What is being asked. Everything in the listing except the pictures should be written out exactly.

▬▬▬▬▬▬

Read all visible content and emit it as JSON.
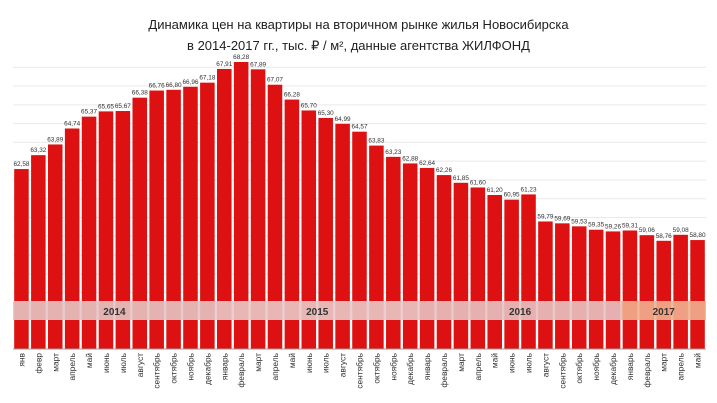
{
  "chart_data": {
    "type": "bar",
    "title_line1": "Динамика цен на квартиры на вторичном рынке жилья Новосибирска",
    "title_line2": "в 2014-2017 гг., тыс. ₽ / м², данные агентства ЖИЛФОНД",
    "categories": [
      "янв",
      "февр",
      "март",
      "апрель",
      "май",
      "июнь",
      "июль",
      "август",
      "сентябрь",
      "октябрь",
      "ноябрь",
      "декабрь",
      "январь",
      "февраль",
      "март",
      "апрель",
      "май",
      "июнь",
      "июль",
      "август",
      "сентябрь",
      "октябрь",
      "ноябрь",
      "декабрь",
      "январь",
      "февраль",
      "март",
      "апрель",
      "май",
      "июнь",
      "июль",
      "август",
      "сентябрь",
      "октябрь",
      "ноябрь",
      "декабрь",
      "январь",
      "февраль",
      "март",
      "апрель",
      "май"
    ],
    "value_labels": [
      "62,58",
      "63,32",
      "63,89",
      "64,74",
      "65,37",
      "65,65",
      "65,67",
      "66,38",
      "66,76",
      "66,80",
      "66,96",
      "67,18",
      "67,91",
      "68,28",
      "67,89",
      "67,07",
      "66,28",
      "65,70",
      "65,30",
      "64,99",
      "64,57",
      "63,83",
      "63,23",
      "62,88",
      "62,64",
      "62,26",
      "61,85",
      "61,60",
      "61,20",
      "60,95",
      "61,23",
      "59,79",
      "59,69",
      "59,53",
      "59,35",
      "59,26",
      "59,31",
      "59,06",
      "58,76",
      "59,08",
      "58,80"
    ],
    "values": [
      62.58,
      63.32,
      63.89,
      64.74,
      65.37,
      65.65,
      65.67,
      66.38,
      66.76,
      66.8,
      66.96,
      67.18,
      67.91,
      68.28,
      67.89,
      67.07,
      66.28,
      65.7,
      65.3,
      64.99,
      64.57,
      63.83,
      63.23,
      62.88,
      62.64,
      62.26,
      61.85,
      61.6,
      61.2,
      60.95,
      61.23,
      59.79,
      59.69,
      59.53,
      59.35,
      59.26,
      59.31,
      59.06,
      58.76,
      59.08,
      58.8
    ],
    "years": [
      {
        "label": "2014",
        "start": 0,
        "end": 11
      },
      {
        "label": "2015",
        "start": 12,
        "end": 23
      },
      {
        "label": "2016",
        "start": 24,
        "end": 35
      },
      {
        "label": "2017",
        "start": 36,
        "end": 40
      }
    ],
    "bar_color": "#dd1111",
    "bar_color_dark": "#b00a0a",
    "band_colors": [
      "#e6c4c4",
      "#eac9c9",
      "#e8c2c2",
      "#f2b08f"
    ],
    "grid": true
  }
}
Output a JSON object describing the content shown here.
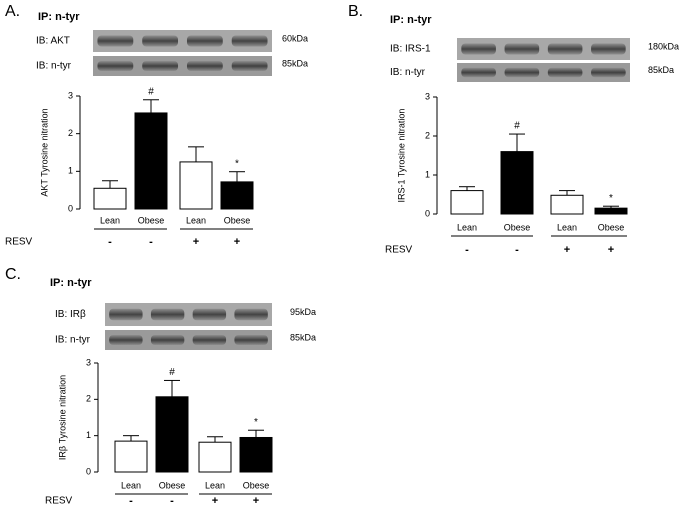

▬▬▬▬▬▬

Response to the task.
Read all visible content and emit it as JSON.
{
  "chart_data": {
    "type": "bar",
    "title_line1": "Динамика цен на квартиры на вторичном рынке жилья Новосибирска",
    "title_line2": "в 2014-2017 гг., тыс. ₽ / м², данные агентства ЖИЛФОНД",
    "categories": [
      "янв",
      "февр",
      "март",
      "апрель",
      "май",
      "июнь",
      "июль",
      "август",
      "сентябрь",
      "октябрь",
      "ноябрь",
      "декабрь",
      "январь",
      "февраль",
      "март",
      "апрель",
      "май",
      "июнь",
      "июль",
      "август",
      "сентябрь",
      "октябрь",
      "ноябрь",
      "декабрь",
      "январь",
      "февраль",
      "март",
      "апрель",
      "май",
      "июнь",
      "июль",
      "август",
      "сентябрь",
      "октябрь",
      "ноябрь",
      "декабрь",
      "январь",
      "февраль",
      "март",
      "апрель",
      "май"
    ],
    "value_labels": [
      "62,58",
      "63,32",
      "63,89",
      "64,74",
      "65,37",
      "65,65",
      "65,67",
      "66,38",
      "66,76",
      "66,80",
      "66,96",
      "67,18",
      "67,91",
      "68,28",
      "67,89",
      "67,07",
      "66,28",
      "65,70",
      "65,30",
      "64,99",
      "64,57",
      "63,83",
      "63,23",
      "62,88",
      "62,64",
      "62,26",
      "61,85",
      "61,60",
      "61,20",
      "60,95",
      "61,23",
      "59,79",
      "59,69",
      "59,53",
      "59,35",
      "59,26",
      "59,31",
      "59,06",
      "58,76",
      "59,08",
      "58,80"
    ],
    "values": [
      62.58,
      63.32,
      63.89,
      64.74,
      65.37,
      65.65,
      65.67,
      66.38,
      66.76,
      66.8,
      66.96,
      67.18,
      67.91,
      68.28,
      67.89,
      67.07,
      66.28,
      65.7,
      65.3,
      64.99,
      64.57,
      63.83,
      63.23,
      62.88,
      62.64,
      62.26,
      61.85,
      61.6,
      61.2,
      60.95,
      61.23,
      59.79,
      59.69,
      59.53,
      59.35,
      59.26,
      59.31,
      59.06,
      58.76,
      59.08,
      58.8
    ],
    "years": [
      {
        "label": "2014",
        "start": 0,
        "end": 11
      },
      {
        "label": "2015",
        "start": 12,
        "end": 23
      },
      {
        "label": "2016",
        "start": 24,
        "end": 35
      },
      {
        "label": "2017",
        "start": 36,
        "end": 40
      }
    ],
    "bar_color": "#dd1111",
    "bar_color_dark": "#b00a0a",
    "band_colors": [
      "#e6c4c4",
      "#eac9c9",
      "#e8c2c2",
      "#f2b08f"
    ],
    "grid": true
  }
}
Output a JSON object describing the content shown here.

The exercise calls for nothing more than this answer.